» INPUT:
--- BEGIN ---

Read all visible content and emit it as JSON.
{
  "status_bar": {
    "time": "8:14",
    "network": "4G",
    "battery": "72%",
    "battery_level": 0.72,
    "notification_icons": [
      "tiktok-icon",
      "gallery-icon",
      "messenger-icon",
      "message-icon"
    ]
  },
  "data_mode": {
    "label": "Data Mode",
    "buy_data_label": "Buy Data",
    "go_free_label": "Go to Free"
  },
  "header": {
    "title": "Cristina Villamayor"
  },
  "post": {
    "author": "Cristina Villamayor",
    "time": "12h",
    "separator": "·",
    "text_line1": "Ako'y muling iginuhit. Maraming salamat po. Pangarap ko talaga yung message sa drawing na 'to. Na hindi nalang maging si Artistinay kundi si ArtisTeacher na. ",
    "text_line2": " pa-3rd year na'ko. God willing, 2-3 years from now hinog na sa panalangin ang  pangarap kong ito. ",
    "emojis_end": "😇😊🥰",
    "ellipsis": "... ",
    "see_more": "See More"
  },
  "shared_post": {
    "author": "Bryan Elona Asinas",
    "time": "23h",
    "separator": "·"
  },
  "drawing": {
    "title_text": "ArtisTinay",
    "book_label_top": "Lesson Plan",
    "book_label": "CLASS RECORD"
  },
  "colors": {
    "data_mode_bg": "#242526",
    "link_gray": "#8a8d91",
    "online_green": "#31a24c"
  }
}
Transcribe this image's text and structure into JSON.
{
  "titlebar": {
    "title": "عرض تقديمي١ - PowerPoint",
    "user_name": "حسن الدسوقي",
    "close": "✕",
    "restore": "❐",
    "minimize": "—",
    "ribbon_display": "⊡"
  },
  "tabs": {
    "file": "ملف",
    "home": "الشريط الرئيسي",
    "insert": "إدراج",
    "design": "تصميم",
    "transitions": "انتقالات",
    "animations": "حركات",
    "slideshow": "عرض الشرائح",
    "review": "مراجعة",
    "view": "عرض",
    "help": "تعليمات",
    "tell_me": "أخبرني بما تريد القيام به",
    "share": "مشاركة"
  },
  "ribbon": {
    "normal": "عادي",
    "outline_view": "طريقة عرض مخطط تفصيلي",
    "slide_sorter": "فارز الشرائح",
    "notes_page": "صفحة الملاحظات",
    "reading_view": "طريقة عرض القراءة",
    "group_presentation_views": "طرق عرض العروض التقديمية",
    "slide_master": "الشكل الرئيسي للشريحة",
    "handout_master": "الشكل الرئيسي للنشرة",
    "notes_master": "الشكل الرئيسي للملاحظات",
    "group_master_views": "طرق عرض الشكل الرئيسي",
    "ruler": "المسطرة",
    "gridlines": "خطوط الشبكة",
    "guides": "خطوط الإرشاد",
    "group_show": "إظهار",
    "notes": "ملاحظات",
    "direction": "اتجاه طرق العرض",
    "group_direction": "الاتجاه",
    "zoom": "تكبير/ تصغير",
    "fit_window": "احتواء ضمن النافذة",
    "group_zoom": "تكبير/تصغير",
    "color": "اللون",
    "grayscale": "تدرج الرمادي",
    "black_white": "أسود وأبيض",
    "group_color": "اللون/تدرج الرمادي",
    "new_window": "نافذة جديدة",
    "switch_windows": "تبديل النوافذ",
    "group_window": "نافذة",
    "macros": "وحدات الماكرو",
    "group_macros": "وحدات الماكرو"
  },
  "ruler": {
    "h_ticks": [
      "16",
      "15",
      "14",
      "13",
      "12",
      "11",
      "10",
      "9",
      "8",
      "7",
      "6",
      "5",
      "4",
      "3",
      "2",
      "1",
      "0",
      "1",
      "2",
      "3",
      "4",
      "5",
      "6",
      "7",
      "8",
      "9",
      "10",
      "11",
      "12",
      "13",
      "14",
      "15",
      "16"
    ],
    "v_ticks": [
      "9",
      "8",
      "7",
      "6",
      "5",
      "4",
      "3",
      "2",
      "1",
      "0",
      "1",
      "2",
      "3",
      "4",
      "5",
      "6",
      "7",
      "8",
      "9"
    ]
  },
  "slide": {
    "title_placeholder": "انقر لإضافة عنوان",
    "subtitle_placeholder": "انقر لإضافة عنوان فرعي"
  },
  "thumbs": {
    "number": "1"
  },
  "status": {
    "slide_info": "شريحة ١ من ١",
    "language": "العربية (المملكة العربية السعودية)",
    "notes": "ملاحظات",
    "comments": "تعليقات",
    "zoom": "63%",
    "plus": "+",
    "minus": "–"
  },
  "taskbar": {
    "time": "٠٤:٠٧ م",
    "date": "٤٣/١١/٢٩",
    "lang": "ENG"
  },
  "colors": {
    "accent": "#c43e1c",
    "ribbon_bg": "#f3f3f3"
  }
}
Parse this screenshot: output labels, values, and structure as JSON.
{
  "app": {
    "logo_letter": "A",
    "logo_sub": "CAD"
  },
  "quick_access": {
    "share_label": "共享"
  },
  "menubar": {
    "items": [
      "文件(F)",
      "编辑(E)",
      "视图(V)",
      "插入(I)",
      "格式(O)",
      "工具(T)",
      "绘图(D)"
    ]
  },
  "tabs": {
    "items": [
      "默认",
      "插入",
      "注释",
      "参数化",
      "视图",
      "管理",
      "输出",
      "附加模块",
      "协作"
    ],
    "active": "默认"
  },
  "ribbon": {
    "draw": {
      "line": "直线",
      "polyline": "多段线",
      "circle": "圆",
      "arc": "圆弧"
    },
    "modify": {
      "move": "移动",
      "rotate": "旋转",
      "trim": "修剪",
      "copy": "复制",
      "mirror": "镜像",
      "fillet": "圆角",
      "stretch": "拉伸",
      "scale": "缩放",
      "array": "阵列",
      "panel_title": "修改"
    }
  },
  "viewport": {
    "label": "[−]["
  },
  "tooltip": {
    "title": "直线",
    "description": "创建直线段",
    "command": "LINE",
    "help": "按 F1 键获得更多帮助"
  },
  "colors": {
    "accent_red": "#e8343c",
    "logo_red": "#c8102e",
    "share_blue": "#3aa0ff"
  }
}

--- END ---

» SET TASK: Locate the word "انقر" in the records above, and return each line that has it.

» SOLUTION TO THIS PROBLEM:
    "title_placeholder": "انقر لإضافة عنوان",
    "subtitle_placeholder": "انقر لإضافة عنوان فرعي"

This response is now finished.